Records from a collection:

▬▬▬

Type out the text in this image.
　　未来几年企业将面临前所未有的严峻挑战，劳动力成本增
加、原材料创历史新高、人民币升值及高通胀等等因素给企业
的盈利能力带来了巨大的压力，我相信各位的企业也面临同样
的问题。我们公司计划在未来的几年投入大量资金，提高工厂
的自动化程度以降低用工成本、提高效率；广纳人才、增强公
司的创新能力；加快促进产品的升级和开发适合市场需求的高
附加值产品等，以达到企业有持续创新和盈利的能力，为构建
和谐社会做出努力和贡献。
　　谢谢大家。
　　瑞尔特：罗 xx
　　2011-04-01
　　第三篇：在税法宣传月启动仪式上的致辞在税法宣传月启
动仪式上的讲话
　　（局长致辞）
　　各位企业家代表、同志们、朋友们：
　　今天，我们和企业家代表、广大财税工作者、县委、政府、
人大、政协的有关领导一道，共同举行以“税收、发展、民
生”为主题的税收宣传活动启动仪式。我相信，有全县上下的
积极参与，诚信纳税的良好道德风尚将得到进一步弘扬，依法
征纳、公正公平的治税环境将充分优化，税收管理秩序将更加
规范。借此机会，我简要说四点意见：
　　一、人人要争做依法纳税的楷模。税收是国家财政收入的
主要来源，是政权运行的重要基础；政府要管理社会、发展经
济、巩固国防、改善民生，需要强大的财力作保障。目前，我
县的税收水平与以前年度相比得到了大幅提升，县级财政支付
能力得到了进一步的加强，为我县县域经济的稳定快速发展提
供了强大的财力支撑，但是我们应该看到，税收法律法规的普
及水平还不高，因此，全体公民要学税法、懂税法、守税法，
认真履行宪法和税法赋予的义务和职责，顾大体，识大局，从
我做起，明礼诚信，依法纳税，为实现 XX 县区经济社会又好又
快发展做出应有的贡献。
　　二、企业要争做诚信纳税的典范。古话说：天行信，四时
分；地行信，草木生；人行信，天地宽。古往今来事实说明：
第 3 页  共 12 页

▬▬▬

TASK INSTRUCTIONS - Recopy all the lines exactly as they appear.

EXERCISE RESPONSE -
Type out the text in this image.
　　未来几年企业将面临前所未有的严峻挑战，劳动力成本增
加、原材料创历史新高、人民币升值及高通胀等等因素给企业
的盈利能力带来了巨大的压力，我相信各位的企业也面临同样
的问题。我们公司计划在未来的几年投入大量资金，提高工厂
的自动化程度以降低用工成本、提高效率；广纳人才、增强公
司的创新能力；加快促进产品的升级和开发适合市场需求的高
附加值产品等，以达到企业有持续创新和盈利的能力，为构建
和谐社会做出努力和贡献。
　　谢谢大家。
　　瑞尔特：罗 xx
　　2011-04-01
　　第三篇：在税法宣传月启动仪式上的致辞在税法宣传月启
动仪式上的讲话
　　（局长致辞）
　　各位企业家代表、同志们、朋友们：
　　今天，我们和企业家代表、广大财税工作者、县委、政府、
人大、政协的有关领导一道，共同举行以“税收、发展、民
生”为主题的税收宣传活动启动仪式。我相信，有全县上下的
积极参与，诚信纳税的良好道德风尚将得到进一步弘扬，依法
征纳、公正公平的治税环境将充分优化，税收管理秩序将更加
规范。借此机会，我简要说四点意见：
　　一、人人要争做依法纳税的楷模。税收是国家财政收入的
主要来源，是政权运行的重要基础；政府要管理社会、发展经
济、巩固国防、改善民生，需要强大的财力作保障。目前，我
县的税收水平与以前年度相比得到了大幅提升，县级财政支付
能力得到了进一步的加强，为我县县域经济的稳定快速发展提
供了强大的财力支撑，但是我们应该看到，税收法律法规的普
及水平还不高，因此，全体公民要学税法、懂税法、守税法，
认真履行宪法和税法赋予的义务和职责，顾大体，识大局，从
我做起，明礼诚信，依法纳税，为实现 XX 县区经济社会又好又
快发展做出应有的贡献。
　　二、企业要争做诚信纳税的典范。古话说：天行信，四时
分；地行信，草木生；人行信，天地宽。古往今来事实说明：
第 3 页  共 12 页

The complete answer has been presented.